REQUEST: Retype the material in full, keeping every word the same.

● ● ●

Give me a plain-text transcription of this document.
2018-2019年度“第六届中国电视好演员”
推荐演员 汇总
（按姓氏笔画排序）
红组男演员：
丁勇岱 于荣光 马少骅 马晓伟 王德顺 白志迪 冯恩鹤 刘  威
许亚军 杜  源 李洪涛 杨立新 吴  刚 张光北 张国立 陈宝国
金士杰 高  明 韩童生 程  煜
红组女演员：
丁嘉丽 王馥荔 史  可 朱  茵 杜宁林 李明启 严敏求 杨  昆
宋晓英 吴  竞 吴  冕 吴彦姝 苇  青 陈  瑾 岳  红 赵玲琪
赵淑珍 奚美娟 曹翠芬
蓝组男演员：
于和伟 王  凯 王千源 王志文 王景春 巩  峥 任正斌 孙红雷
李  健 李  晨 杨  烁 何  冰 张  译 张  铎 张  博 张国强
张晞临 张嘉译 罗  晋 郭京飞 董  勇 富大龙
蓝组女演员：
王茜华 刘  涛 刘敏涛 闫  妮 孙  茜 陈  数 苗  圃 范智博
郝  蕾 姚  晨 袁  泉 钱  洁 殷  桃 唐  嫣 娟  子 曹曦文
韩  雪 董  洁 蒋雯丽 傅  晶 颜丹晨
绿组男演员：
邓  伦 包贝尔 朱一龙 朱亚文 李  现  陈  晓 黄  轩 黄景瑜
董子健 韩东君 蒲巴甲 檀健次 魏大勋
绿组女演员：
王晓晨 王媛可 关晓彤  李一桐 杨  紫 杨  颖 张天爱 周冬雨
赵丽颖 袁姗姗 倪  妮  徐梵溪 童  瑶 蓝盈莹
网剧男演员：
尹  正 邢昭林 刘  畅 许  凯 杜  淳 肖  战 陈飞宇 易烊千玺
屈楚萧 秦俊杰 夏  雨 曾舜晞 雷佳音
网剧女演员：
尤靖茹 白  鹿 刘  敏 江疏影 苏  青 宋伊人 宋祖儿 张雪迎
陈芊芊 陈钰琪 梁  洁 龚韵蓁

● ● ●

SOLUTION TO THE EXERCISE:
Give me a plain-text transcription of this document.
2018-2019年度“第六届中国电视好演员”
推荐演员 汇总
（按姓氏笔画排序）
红组男演员：
丁勇岱 于荣光 马少骅 马晓伟 王德顺 白志迪 冯恩鹤 刘  威
许亚军 杜  源 李洪涛 杨立新 吴  刚 张光北 张国立 陈宝国
金士杰 高  明 韩童生 程  煜
红组女演员：
丁嘉丽 王馥荔 史  可 朱  茵 杜宁林 李明启 严敏求 杨  昆
宋晓英 吴  竞 吴  冕 吴彦姝 苇  青 陈  瑾 岳  红 赵玲琪
赵淑珍 奚美娟 曹翠芬
蓝组男演员：
于和伟 王  凯 王千源 王志文 王景春 巩  峥 任正斌 孙红雷
李  健 李  晨 杨  烁 何  冰 张  译 张  铎 张  博 张国强
张晞临 张嘉译 罗  晋 郭京飞 董  勇 富大龙
蓝组女演员：
王茜华 刘  涛 刘敏涛 闫  妮 孙  茜 陈  数 苗  圃 范智博
郝  蕾 姚  晨 袁  泉 钱  洁 殷  桃 唐  嫣 娟  子 曹曦文
韩  雪 董  洁 蒋雯丽 傅  晶 颜丹晨
绿组男演员：
邓  伦 包贝尔 朱一龙 朱亚文 李  现  陈  晓 黄  轩 黄景瑜
董子健 韩东君 蒲巴甲 檀健次 魏大勋
绿组女演员：
王晓晨 王媛可 关晓彤  李一桐 杨  紫 杨  颖 张天爱 周冬雨
赵丽颖 袁姗姗 倪  妮  徐梵溪 童  瑶 蓝盈莹
网剧男演员：
尹  正 邢昭林 刘  畅 许  凯 杜  淳 肖  战 陈飞宇 易烊千玺
屈楚萧 秦俊杰 夏  雨 曾舜晞 雷佳音
网剧女演员：
尤靖茹 白  鹿 刘  敏 江疏影 苏  青 宋伊人 宋祖儿 张雪迎
陈芊芊 陈钰琪 梁  洁 龚韵蓁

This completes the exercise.